WHAT IS EXPECTED — Set the listing down again in full, word for word, with the pictures left out.

PROVIDED ENTRIES —
::::::::

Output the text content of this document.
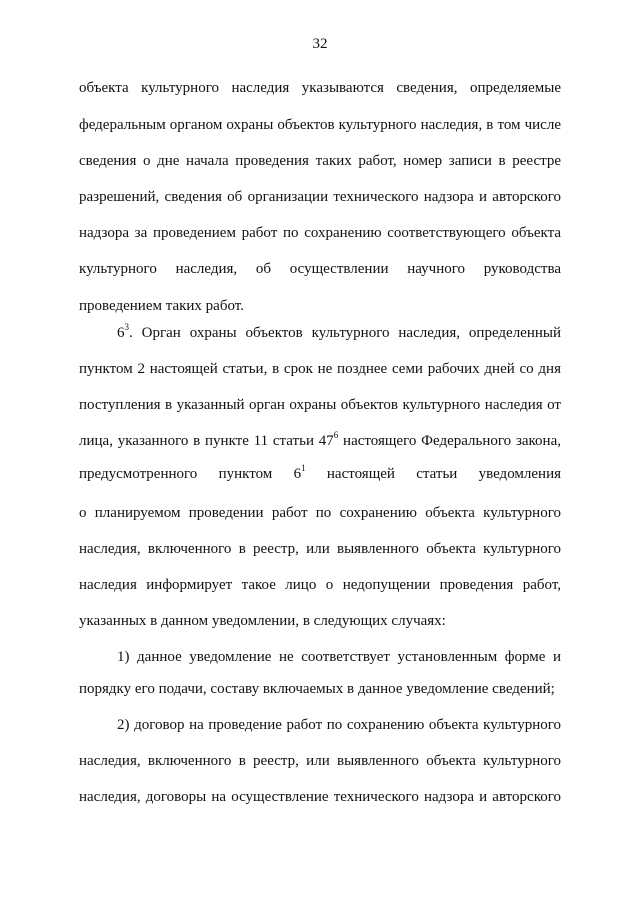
32
объекта культурного наследия указываются сведения, определяемые
федеральным органом охраны объектов культурного наследия, в том числе
сведения о дне начала проведения таких работ, номер записи в реестре
разрешений, сведения об организации технического надзора и авторского
надзора за проведением работ по сохранению соответствующего объекта
культурного наследия, об осуществлении научного руководства
проведением таких работ.
$6^3$. Орган охраны объектов культурного наследия, определенный
пунктом 2 настоящей статьи, в срок не позднее семи рабочих дней со дня
поступления в указанный орган охраны объектов культурного наследия от
лица, указанного в пункте 11 статьи $47^6$ настоящего Федерального закона,
предусмотренного пунктом $6^1$ настоящей статьи уведомления
о планируемом проведении работ по сохранению объекта культурного
наследия, включенного в реестр, или выявленного объекта культурного
наследия информирует такое лицо о недопущении проведения работ,
указанных в данном уведомлении, в следующих случаях:
1) данное уведомление не соответствует установленным форме и
порядку его подачи, составу включаемых в данное уведомление сведений;
2) договор на проведение работ по сохранению объекта культурного
наследия, включенного в реестр, или выявленного объекта культурного
наследия, договоры на осуществление технического надзора и авторского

::::::::

RESULT —
Output the text content of this document.
32
объекта культурного наследия указываются сведения, определяемые
федеральным органом охраны объектов культурного наследия, в том числе
сведения о дне начала проведения таких работ, номер записи в реестре
разрешений, сведения об организации технического надзора и авторского
надзора за проведением работ по сохранению соответствующего объекта
культурного наследия, об осуществлении научного руководства
проведением таких работ.
$6^3$. Орган охраны объектов культурного наследия, определенный
пунктом 2 настоящей статьи, в срок не позднее семи рабочих дней со дня
поступления в указанный орган охраны объектов культурного наследия от
лица, указанного в пункте 11 статьи $47^6$ настоящего Федерального закона,
предусмотренного пунктом $6^1$ настоящей статьи уведомления
о планируемом проведении работ по сохранению объекта культурного
наследия, включенного в реестр, или выявленного объекта культурного
наследия информирует такое лицо о недопущении проведения работ,
указанных в данном уведомлении, в следующих случаях:
1) данное уведомление не соответствует установленным форме и
порядку его подачи, составу включаемых в данное уведомление сведений;
2) договор на проведение работ по сохранению объекта культурного
наследия, включенного в реестр, или выявленного объекта культурного
наследия, договоры на осуществление технического надзора и авторского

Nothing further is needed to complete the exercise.